* **Data for analysis**:
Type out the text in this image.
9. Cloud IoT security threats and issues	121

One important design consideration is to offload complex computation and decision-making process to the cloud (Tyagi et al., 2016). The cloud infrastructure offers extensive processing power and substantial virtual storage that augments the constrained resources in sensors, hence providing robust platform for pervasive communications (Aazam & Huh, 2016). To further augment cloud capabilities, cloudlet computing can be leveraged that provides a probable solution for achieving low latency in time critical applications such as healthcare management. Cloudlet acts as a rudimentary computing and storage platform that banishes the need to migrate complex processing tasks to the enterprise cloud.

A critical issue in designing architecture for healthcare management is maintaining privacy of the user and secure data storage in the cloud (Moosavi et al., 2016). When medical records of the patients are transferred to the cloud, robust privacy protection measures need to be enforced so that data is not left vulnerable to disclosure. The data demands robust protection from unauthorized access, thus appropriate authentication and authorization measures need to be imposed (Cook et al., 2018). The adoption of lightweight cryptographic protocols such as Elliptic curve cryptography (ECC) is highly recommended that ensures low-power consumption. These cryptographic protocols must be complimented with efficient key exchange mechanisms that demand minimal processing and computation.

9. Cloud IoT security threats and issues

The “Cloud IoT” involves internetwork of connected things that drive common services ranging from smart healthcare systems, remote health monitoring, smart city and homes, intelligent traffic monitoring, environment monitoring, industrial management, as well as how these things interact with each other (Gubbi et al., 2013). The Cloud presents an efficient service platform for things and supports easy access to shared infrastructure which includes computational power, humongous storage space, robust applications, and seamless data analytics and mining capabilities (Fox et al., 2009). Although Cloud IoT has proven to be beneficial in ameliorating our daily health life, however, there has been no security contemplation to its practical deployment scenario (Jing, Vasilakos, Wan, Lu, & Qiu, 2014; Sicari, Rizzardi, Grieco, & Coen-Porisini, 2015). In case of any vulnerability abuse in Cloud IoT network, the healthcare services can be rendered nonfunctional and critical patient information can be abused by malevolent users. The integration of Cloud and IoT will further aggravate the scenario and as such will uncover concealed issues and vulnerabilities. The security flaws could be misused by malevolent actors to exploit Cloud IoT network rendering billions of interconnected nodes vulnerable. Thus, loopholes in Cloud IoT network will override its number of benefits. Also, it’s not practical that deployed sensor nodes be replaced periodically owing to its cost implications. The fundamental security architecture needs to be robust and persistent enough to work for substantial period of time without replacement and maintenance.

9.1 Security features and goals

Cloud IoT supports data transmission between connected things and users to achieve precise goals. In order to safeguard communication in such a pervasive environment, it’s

* **Task to carry out**: Go through the records and copy each line with "threats" in it.

* **Solution for this task**:
9. Cloud IoT security threats and issues	121
9. Cloud IoT security threats and issues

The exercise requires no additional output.